--- start of Data supplied ---

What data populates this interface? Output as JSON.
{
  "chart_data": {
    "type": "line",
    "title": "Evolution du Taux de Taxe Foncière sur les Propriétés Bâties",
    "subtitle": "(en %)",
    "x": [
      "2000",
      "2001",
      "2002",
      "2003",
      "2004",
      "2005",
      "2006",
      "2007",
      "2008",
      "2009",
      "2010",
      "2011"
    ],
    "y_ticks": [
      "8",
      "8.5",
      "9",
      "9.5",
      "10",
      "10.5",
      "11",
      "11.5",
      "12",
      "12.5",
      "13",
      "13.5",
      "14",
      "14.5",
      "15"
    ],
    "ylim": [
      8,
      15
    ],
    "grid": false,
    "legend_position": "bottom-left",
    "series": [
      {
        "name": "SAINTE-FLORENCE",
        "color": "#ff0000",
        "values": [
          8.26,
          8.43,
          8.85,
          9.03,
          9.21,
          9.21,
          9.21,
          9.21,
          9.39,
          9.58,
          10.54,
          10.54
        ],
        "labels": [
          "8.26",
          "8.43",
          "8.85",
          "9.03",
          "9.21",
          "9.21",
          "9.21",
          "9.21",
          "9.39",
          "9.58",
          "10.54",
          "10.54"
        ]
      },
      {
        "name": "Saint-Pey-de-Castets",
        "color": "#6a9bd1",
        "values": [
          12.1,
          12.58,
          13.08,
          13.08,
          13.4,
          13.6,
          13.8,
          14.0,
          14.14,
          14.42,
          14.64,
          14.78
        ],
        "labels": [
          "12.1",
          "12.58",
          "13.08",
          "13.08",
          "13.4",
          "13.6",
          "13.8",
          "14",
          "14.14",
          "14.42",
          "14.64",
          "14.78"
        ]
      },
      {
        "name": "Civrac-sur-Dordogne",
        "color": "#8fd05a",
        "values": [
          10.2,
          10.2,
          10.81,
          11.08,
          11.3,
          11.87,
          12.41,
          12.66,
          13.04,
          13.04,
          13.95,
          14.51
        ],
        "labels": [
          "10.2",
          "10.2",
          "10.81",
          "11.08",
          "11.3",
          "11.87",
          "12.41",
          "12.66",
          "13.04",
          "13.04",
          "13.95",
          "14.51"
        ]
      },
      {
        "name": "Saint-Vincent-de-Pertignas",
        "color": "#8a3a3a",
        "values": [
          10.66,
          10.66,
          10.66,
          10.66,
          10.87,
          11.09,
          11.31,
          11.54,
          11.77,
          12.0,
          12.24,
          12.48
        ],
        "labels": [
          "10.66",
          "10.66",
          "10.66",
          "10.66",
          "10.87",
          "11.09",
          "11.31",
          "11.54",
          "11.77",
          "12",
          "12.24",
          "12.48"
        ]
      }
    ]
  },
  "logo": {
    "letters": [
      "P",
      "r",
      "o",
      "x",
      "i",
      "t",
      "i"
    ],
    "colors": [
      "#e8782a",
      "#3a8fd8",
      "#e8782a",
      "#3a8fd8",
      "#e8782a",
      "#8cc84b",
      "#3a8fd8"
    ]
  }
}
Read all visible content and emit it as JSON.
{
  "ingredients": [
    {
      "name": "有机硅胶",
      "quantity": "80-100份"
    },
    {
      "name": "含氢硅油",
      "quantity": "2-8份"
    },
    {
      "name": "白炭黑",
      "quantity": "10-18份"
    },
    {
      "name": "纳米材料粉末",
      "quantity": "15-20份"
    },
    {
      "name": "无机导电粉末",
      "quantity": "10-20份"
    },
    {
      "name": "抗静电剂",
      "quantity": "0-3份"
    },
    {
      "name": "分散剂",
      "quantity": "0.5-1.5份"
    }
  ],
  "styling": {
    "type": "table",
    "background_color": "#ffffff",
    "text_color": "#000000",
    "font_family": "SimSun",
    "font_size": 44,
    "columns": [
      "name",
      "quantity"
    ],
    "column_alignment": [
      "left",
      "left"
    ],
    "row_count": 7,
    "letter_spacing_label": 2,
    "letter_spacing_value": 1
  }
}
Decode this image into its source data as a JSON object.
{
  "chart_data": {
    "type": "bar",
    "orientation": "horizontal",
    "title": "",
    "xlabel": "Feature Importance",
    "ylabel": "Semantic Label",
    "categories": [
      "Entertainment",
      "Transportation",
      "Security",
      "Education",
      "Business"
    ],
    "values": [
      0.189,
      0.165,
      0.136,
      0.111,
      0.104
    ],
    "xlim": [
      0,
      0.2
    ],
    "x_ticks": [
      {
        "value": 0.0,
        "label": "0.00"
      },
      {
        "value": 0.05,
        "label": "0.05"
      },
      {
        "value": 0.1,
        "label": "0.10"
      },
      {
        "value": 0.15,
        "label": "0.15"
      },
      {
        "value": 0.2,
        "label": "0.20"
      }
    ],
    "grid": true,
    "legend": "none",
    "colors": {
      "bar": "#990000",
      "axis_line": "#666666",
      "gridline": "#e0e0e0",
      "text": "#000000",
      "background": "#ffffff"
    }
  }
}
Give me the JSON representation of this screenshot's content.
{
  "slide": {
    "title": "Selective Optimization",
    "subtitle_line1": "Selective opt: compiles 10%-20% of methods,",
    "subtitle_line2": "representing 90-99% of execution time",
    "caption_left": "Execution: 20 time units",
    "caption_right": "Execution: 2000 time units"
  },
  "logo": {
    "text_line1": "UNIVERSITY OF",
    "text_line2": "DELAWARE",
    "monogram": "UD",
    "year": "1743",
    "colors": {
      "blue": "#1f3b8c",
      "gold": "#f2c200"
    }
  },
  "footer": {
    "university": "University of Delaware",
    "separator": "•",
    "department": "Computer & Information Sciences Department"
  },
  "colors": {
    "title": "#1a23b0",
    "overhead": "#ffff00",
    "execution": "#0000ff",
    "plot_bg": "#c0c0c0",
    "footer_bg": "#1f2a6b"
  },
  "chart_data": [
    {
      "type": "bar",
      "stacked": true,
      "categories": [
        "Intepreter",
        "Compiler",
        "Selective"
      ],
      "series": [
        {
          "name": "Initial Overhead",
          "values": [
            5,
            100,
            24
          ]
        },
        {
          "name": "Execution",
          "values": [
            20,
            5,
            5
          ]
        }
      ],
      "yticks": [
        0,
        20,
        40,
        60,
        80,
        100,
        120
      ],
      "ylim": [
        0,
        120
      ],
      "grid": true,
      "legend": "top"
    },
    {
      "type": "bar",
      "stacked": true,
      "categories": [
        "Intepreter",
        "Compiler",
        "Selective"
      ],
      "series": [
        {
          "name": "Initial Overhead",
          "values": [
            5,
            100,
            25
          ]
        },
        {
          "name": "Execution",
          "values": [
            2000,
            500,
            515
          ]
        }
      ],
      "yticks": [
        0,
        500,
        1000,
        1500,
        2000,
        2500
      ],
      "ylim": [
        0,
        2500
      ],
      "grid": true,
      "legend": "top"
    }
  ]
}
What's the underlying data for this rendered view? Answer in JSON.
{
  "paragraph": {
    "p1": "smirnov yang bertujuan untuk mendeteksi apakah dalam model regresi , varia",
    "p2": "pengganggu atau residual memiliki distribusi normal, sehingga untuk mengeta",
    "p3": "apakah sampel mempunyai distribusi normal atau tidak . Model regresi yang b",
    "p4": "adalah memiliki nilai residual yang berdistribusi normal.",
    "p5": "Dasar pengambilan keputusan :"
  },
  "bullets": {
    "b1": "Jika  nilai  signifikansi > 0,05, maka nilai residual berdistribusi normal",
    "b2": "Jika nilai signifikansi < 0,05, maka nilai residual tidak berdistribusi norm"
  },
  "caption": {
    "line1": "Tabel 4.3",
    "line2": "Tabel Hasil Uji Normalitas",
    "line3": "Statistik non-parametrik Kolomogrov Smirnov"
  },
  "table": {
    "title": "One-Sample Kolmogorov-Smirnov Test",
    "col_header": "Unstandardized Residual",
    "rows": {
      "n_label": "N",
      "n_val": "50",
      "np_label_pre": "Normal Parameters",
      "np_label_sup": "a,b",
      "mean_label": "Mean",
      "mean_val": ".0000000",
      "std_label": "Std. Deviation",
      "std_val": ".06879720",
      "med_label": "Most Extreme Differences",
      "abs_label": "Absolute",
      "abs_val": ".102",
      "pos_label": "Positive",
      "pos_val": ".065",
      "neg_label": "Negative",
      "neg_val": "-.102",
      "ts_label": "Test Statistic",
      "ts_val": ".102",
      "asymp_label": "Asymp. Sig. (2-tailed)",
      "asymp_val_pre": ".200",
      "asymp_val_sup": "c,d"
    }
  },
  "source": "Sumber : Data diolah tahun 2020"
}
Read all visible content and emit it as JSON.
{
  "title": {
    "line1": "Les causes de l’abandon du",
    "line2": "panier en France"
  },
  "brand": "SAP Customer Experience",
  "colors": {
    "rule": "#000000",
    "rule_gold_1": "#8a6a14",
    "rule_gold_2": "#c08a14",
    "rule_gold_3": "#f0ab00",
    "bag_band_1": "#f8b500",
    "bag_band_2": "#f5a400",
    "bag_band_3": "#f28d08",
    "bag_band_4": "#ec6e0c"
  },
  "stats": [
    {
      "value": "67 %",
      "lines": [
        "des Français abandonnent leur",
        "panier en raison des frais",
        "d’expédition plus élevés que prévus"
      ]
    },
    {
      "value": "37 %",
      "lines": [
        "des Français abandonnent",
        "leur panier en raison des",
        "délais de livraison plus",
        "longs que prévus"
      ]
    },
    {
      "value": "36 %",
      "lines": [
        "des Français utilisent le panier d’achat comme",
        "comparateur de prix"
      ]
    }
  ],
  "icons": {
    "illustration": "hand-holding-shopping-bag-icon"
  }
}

--- end of Data supplied ---

Exercise objective:
In the entries above, find lines with "Jika" and copy each.

Exercise response:
    "b1": "Jika  nilai  signifikansi > 0,05, maka nilai residual berdistribusi normal",
    "b2": "Jika nilai signifikansi < 0,05, maka nilai residual tidak berdistribusi norm"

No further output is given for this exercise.